#### Passage to read
- - -
Soundtrack album by Stan Getz
- Released: 1965
- Recorded: April–June 1965
- Venue: Fine Recording, New York City, NY
- Genre: Jazz
- Label: MGM - SE 4312
- Producer: Stan Getz, Eddie Sauter

Stan Getz chronology
| The Canadian Concert of Stan Getz (1965) | Stan Getz Plays Music from the Soundtrack of Mickey One (1965) | Stan Getz & Arthur Fiedler at Tanglewood (1965) |

= Stan Getz Plays Music from the Soundtrack of Mickey One =

Stan Getz Plays Music from the Soundtrack of Mickey One is a 1965 studio album by Stan Getz arranged by Eddie Sauter of their music for the soundtrack of the 1965 film Mickey One. The two men had previously collaborated on Getz's album Focus (1961).

==Reception==

Billboard chose the album as their 'Soundtrack Spotlight' in their November 6, 1965 issue and wrote that "Getz's alto sax [sic] conjures up the feeling of a big city and the loneliness, excitement, despair, and frustrations of those who live in it. The tension mounts in the score as in the film".
- - -
#### Data section
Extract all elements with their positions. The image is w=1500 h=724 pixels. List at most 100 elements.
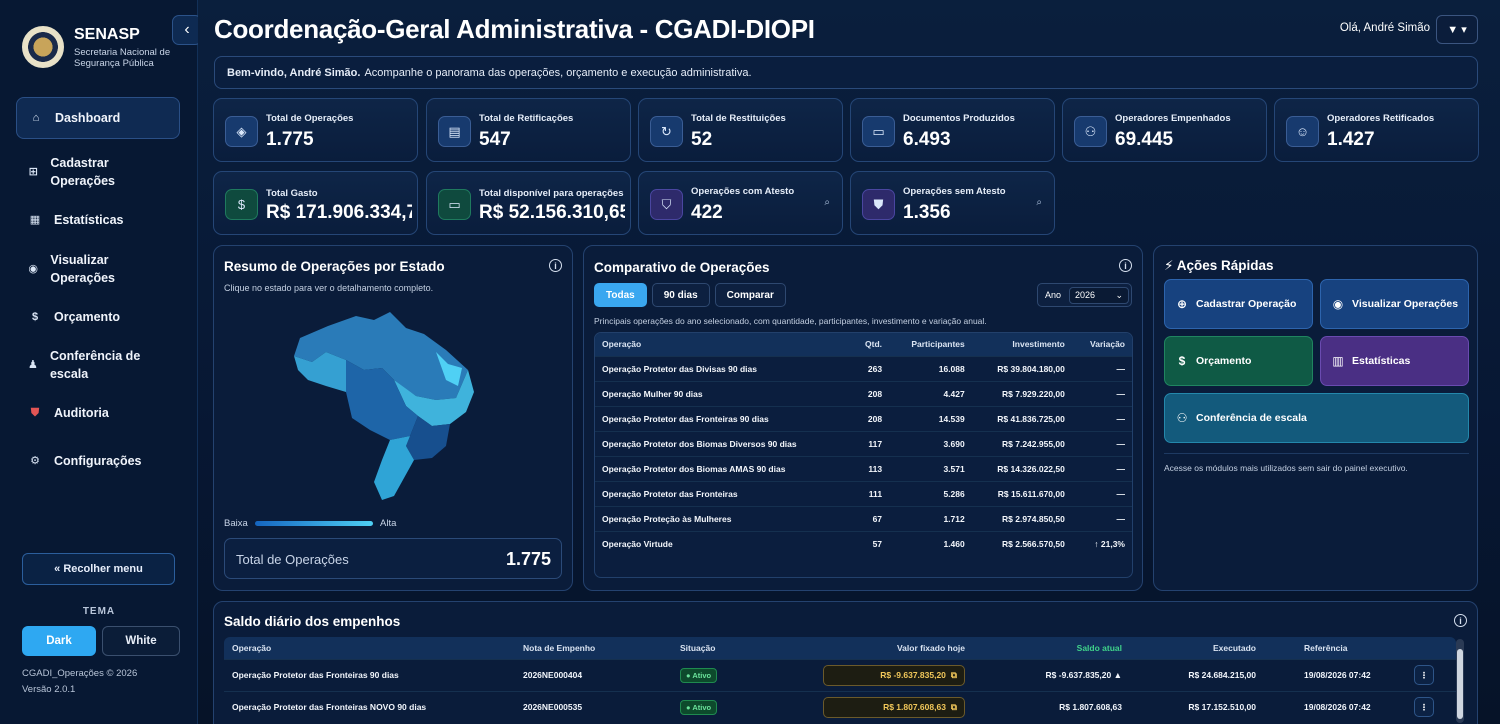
- - -
#### Task to complete
In the text about the Mickey One soundtrack album, quote word for word everything from "Soundtrack album by" down to "album Focus (1961).". The material has nothing to do with the text about the Mickey One soundtrack album.

#### Written response
Soundtrack album by Stan Getz
- Released: 1965
- Recorded: April–June 1965
- Venue: Fine Recording, New York City, NY
- Genre: Jazz
- Label: MGM - SE 4312
- Producer: Stan Getz, Eddie Sauter

Stan Getz chronology
| The Canadian Concert of Stan Getz (1965) | Stan Getz Plays Music from the Soundtrack of Mickey One (1965) | Stan Getz & Arthur Fiedler at Tanglewood (1965) |

= Stan Getz Plays Music from the Soundtrack of Mickey One =

Stan Getz Plays Music from the Soundtrack of Mickey One is a 1965 studio album by Stan Getz arranged by Eddie Sauter of their music for the soundtrack of the 1965 film Mickey One. The two men had previously collaborated on Getz's album Focus (1961).